• Given instruction: Quote the listing below in full and exactly as written, but omit every picture.

[Stored data]
++++++++
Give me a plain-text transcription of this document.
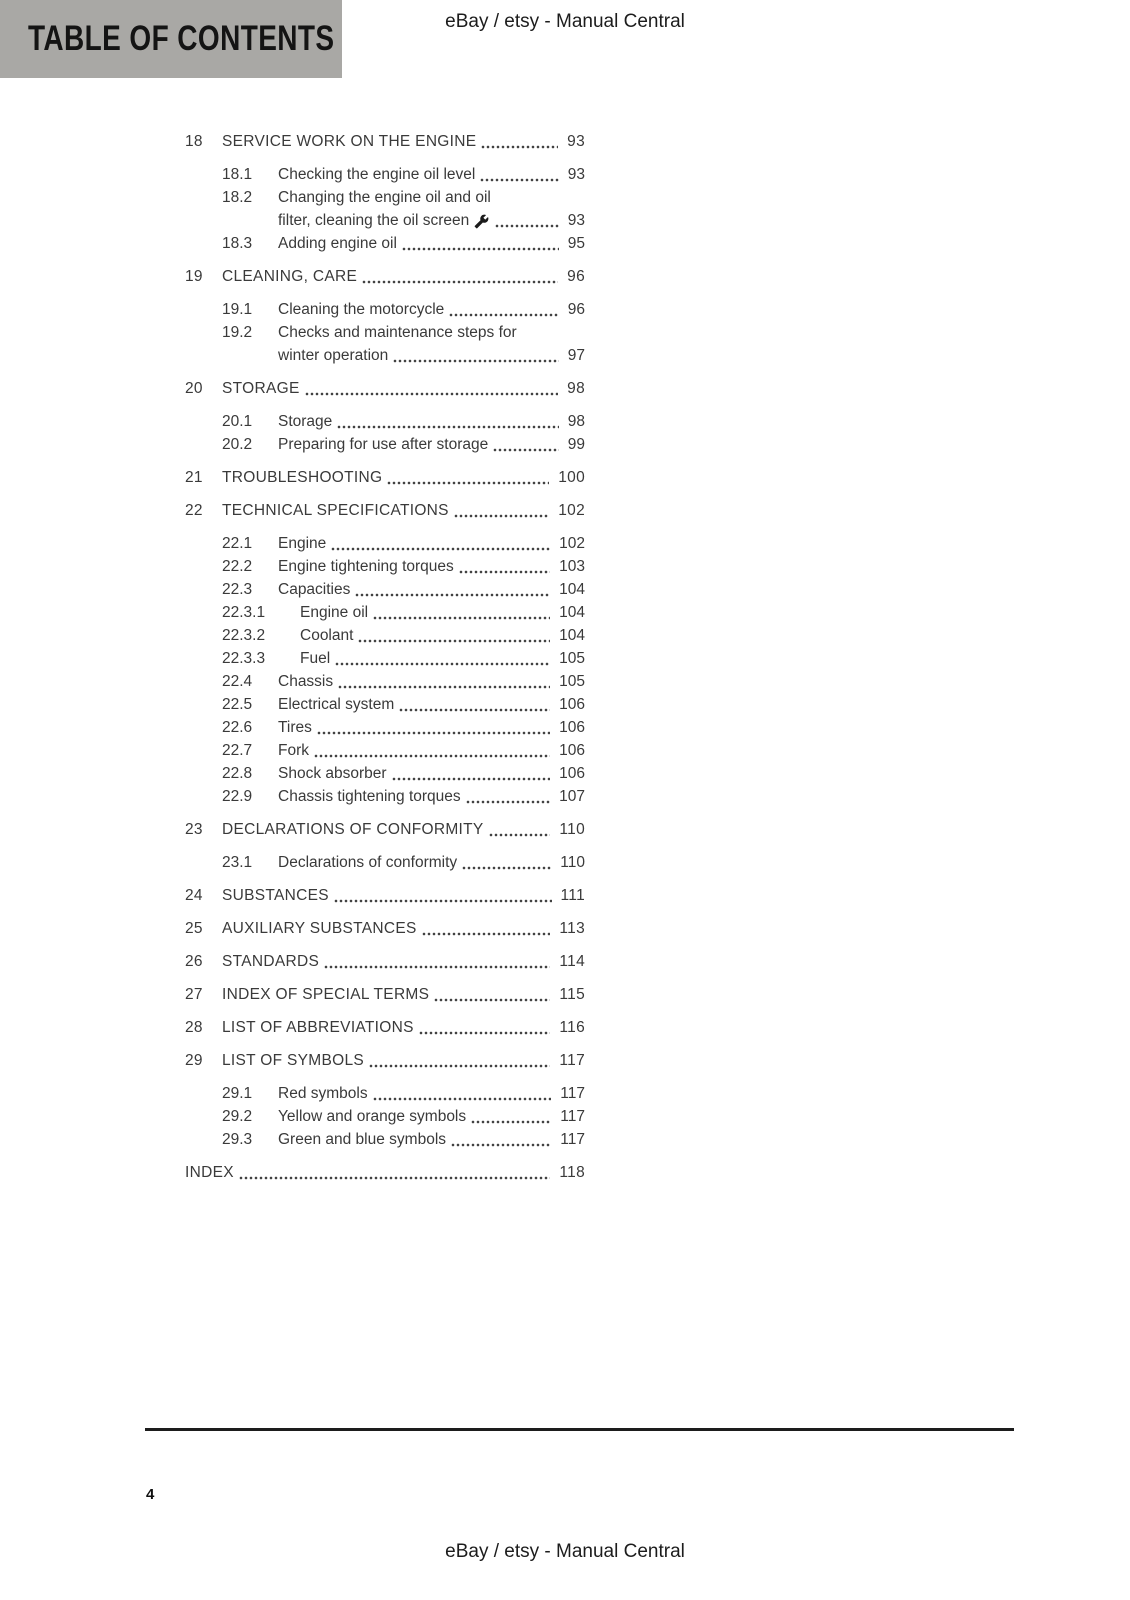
TABLE OF CONTENTS	eBay / etsy - Manual Central
18	SERVICE WORK ON THE ENGINE	93
18.1	Checking the engine oil level	93
18.2	Changing the engine oil and oil
filter, cleaning the oil screen	93
18.3	Adding engine oil	95
19	CLEANING, CARE	96
19.1	Cleaning the motorcycle	96
19.2	Checks and maintenance steps for
winter operation	97
20	STORAGE	98
20.1	Storage	98
20.2	Preparing for use after storage	99
21	TROUBLESHOOTING	100
22	TECHNICAL SPECIFICATIONS	102
22.1	Engine	102
22.2	Engine tightening torques	103
22.3	Capacities	104
22.3.1	Engine oil	104
22.3.2	Coolant	104
22.3.3	Fuel	105
22.4	Chassis	105
22.5	Electrical system	106
22.6	Tires	106
22.7	Fork	106
22.8	Shock absorber	106
22.9	Chassis tightening torques	107
23	DECLARATIONS OF CONFORMITY	110
23.1	Declarations of conformity	110
24	SUBSTANCES	111
25	AUXILIARY SUBSTANCES	113
26	STANDARDS	114
27	INDEX OF SPECIAL TERMS	115
28	LIST OF ABBREVIATIONS	116
29	LIST OF SYMBOLS	117
29.1	Red symbols	117
29.2	Yellow and orange symbols	117
29.3	Green and blue symbols	117
INDEX	118
4
eBay / etsy - Manual Central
++++++++
• Correct answer:
Give me a plain-text transcription of this document.
TABLE OF CONTENTS	eBay / etsy - Manual Central
18	SERVICE WORK ON THE ENGINE	93
18.1	Checking the engine oil level	93
18.2	Changing the engine oil and oil
filter, cleaning the oil screen	93
18.3	Adding engine oil	95
19	CLEANING, CARE	96
19.1	Cleaning the motorcycle	96
19.2	Checks and maintenance steps for
winter operation	97
20	STORAGE	98
20.1	Storage	98
20.2	Preparing for use after storage	99
21	TROUBLESHOOTING	100
22	TECHNICAL SPECIFICATIONS	102
22.1	Engine	102
22.2	Engine tightening torques	103
22.3	Capacities	104
22.3.1	Engine oil	104
22.3.2	Coolant	104
22.3.3	Fuel	105
22.4	Chassis	105
22.5	Electrical system	106
22.6	Tires	106
22.7	Fork	106
22.8	Shock absorber	106
22.9	Chassis tightening torques	107
23	DECLARATIONS OF CONFORMITY	110
23.1	Declarations of conformity	110
24	SUBSTANCES	111
25	AUXILIARY SUBSTANCES	113
26	STANDARDS	114
27	INDEX OF SPECIAL TERMS	115
28	LIST OF ABBREVIATIONS	116
29	LIST OF SYMBOLS	117
29.1	Red symbols	117
29.2	Yellow and orange symbols	117
29.3	Green and blue symbols	117
INDEX	118
4
eBay / etsy - Manual Central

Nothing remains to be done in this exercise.